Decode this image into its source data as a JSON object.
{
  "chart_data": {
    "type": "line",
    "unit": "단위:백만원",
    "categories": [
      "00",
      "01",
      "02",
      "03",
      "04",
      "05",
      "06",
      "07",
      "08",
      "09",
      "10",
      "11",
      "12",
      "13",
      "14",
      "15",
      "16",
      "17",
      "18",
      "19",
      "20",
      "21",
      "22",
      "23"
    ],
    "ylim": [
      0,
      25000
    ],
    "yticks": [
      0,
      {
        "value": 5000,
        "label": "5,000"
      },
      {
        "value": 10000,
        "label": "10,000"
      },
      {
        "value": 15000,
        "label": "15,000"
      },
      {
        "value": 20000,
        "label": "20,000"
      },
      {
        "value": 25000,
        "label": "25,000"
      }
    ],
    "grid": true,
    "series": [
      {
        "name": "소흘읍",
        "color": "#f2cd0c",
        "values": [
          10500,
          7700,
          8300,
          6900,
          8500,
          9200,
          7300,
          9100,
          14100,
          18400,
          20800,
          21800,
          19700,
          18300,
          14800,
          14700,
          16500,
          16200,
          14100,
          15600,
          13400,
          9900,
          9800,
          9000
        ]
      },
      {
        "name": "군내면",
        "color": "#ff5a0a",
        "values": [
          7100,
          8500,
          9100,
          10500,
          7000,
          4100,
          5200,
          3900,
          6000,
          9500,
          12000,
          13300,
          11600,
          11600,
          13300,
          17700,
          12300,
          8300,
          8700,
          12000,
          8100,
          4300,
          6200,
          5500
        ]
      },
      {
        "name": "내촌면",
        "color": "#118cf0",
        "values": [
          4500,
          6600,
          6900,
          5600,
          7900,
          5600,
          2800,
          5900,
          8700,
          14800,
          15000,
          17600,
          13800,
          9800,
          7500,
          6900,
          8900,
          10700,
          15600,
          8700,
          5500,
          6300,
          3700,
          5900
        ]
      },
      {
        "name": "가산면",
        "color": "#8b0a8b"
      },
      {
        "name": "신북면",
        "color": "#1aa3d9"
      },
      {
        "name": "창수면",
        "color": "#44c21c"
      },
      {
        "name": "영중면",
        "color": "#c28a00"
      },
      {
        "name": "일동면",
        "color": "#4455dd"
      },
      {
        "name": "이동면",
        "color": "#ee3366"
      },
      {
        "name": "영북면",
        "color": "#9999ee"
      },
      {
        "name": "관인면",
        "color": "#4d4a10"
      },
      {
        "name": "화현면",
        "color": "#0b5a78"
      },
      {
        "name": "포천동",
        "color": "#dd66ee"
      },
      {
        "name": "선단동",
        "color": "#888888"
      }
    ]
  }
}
*-*-*
§ **Exercise brief**:
Gather each line holding the string "label".

§ **Result of the exercise**:
        "label": "5,000"
        "label": "10,000"
        "label": "15,000"
        "label": "20,000"
        "label": "25,000"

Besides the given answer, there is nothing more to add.